_Record excerpts_.
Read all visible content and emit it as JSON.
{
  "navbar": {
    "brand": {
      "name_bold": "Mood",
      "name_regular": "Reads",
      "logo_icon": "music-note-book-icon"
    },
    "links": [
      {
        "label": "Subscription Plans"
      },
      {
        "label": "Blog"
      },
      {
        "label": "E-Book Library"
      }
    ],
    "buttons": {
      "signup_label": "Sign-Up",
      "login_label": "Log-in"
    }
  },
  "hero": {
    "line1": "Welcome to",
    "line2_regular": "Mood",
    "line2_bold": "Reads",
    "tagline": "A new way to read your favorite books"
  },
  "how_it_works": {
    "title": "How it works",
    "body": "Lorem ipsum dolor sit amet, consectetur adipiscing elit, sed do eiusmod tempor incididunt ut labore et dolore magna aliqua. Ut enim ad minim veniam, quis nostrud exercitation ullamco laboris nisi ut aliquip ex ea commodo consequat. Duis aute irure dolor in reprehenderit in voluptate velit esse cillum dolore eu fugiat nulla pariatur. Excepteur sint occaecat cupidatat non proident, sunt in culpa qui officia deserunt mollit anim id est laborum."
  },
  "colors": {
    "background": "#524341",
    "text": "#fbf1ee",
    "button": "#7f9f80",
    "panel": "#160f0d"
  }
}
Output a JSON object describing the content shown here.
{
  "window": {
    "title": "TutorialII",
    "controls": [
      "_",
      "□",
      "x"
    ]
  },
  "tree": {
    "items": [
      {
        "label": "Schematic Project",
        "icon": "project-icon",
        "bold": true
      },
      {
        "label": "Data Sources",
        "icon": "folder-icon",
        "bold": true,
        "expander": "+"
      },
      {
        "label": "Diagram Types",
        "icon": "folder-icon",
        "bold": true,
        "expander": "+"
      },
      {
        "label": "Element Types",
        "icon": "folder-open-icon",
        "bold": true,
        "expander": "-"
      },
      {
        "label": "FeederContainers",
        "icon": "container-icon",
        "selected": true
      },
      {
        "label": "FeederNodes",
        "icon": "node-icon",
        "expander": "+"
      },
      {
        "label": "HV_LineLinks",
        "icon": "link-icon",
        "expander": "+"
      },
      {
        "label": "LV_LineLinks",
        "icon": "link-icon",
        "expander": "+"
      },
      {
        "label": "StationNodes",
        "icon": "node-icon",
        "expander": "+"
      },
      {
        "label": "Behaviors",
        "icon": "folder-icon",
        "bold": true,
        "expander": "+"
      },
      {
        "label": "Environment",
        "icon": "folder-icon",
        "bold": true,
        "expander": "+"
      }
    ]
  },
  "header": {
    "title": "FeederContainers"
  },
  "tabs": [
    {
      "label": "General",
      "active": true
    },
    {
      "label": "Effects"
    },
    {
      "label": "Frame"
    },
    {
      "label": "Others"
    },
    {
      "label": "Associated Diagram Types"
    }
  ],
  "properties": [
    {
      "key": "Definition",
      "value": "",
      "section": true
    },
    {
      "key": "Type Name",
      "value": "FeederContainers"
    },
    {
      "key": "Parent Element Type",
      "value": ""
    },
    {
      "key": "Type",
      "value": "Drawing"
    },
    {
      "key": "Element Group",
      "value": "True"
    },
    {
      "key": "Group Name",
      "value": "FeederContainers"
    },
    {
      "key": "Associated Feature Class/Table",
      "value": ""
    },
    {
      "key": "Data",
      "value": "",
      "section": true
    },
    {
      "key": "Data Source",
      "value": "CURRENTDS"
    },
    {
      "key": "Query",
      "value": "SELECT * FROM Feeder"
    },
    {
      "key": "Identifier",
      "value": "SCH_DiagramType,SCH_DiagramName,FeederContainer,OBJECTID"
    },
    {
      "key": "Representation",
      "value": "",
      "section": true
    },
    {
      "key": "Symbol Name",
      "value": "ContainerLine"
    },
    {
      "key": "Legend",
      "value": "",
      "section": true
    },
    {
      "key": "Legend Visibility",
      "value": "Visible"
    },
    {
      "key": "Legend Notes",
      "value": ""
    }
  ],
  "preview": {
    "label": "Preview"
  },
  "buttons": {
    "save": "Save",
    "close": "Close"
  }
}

_Given exercise_. Set down every line of the listing above again, exactly as given.

_Answer to the exercise_.
Read all visible content and emit it as JSON.
{
  "navbar": {
    "brand": {
      "name_bold": "Mood",
      "name_regular": "Reads",
      "logo_icon": "music-note-book-icon"
    },
    "links": [
      {
        "label": "Subscription Plans"
      },
      {
        "label": "Blog"
      },
      {
        "label": "E-Book Library"
      }
    ],
    "buttons": {
      "signup_label": "Sign-Up",
      "login_label": "Log-in"
    }
  },
  "hero": {
    "line1": "Welcome to",
    "line2_regular": "Mood",
    "line2_bold": "Reads",
    "tagline": "A new way to read your favorite books"
  },
  "how_it_works": {
    "title": "How it works",
    "body": "Lorem ipsum dolor sit amet, consectetur adipiscing elit, sed do eiusmod tempor incididunt ut labore et dolore magna aliqua. Ut enim ad minim veniam, quis nostrud exercitation ullamco laboris nisi ut aliquip ex ea commodo consequat. Duis aute irure dolor in reprehenderit in voluptate velit esse cillum dolore eu fugiat nulla pariatur. Excepteur sint occaecat cupidatat non proident, sunt in culpa qui officia deserunt mollit anim id est laborum."
  },
  "colors": {
    "background": "#524341",
    "text": "#fbf1ee",
    "button": "#7f9f80",
    "panel": "#160f0d"
  }
}
Output a JSON object describing the content shown here.
{
  "window": {
    "title": "TutorialII",
    "controls": [
      "_",
      "□",
      "x"
    ]
  },
  "tree": {
    "items": [
      {
        "label": "Schematic Project",
        "icon": "project-icon",
        "bold": true
      },
      {
        "label": "Data Sources",
        "icon": "folder-icon",
        "bold": true,
        "expander": "+"
      },
      {
        "label": "Diagram Types",
        "icon": "folder-icon",
        "bold": true,
        "expander": "+"
      },
      {
        "label": "Element Types",
        "icon": "folder-open-icon",
        "bold": true,
        "expander": "-"
      },
      {
        "label": "FeederContainers",
        "icon": "container-icon",
        "selected": true
      },
      {
        "label": "FeederNodes",
        "icon": "node-icon",
        "expander": "+"
      },
      {
        "label": "HV_LineLinks",
        "icon": "link-icon",
        "expander": "+"
      },
      {
        "label": "LV_LineLinks",
        "icon": "link-icon",
        "expander": "+"
      },
      {
        "label": "StationNodes",
        "icon": "node-icon",
        "expander": "+"
      },
      {
        "label": "Behaviors",
        "icon": "folder-icon",
        "bold": true,
        "expander": "+"
      },
      {
        "label": "Environment",
        "icon": "folder-icon",
        "bold": true,
        "expander": "+"
      }
    ]
  },
  "header": {
    "title": "FeederContainers"
  },
  "tabs": [
    {
      "label": "General",
      "active": true
    },
    {
      "label": "Effects"
    },
    {
      "label": "Frame"
    },
    {
      "label": "Others"
    },
    {
      "label": "Associated Diagram Types"
    }
  ],
  "properties": [
    {
      "key": "Definition",
      "value": "",
      "section": true
    },
    {
      "key": "Type Name",
      "value": "FeederContainers"
    },
    {
      "key": "Parent Element Type",
      "value": ""
    },
    {
      "key": "Type",
      "value": "Drawing"
    },
    {
      "key": "Element Group",
      "value": "True"
    },
    {
      "key": "Group Name",
      "value": "FeederContainers"
    },
    {
      "key": "Associated Feature Class/Table",
      "value": ""
    },
    {
      "key": "Data",
      "value": "",
      "section": true
    },
    {
      "key": "Data Source",
      "value": "CURRENTDS"
    },
    {
      "key": "Query",
      "value": "SELECT * FROM Feeder"
    },
    {
      "key": "Identifier",
      "value": "SCH_DiagramType,SCH_DiagramName,FeederContainer,OBJECTID"
    },
    {
      "key": "Representation",
      "value": "",
      "section": true
    },
    {
      "key": "Symbol Name",
      "value": "ContainerLine"
    },
    {
      "key": "Legend",
      "value": "",
      "section": true
    },
    {
      "key": "Legend Visibility",
      "value": "Visible"
    },
    {
      "key": "Legend Notes",
      "value": ""
    }
  ],
  "preview": {
    "label": "Preview"
  },
  "buttons": {
    "save": "Save",
    "close": "Close"
  }
}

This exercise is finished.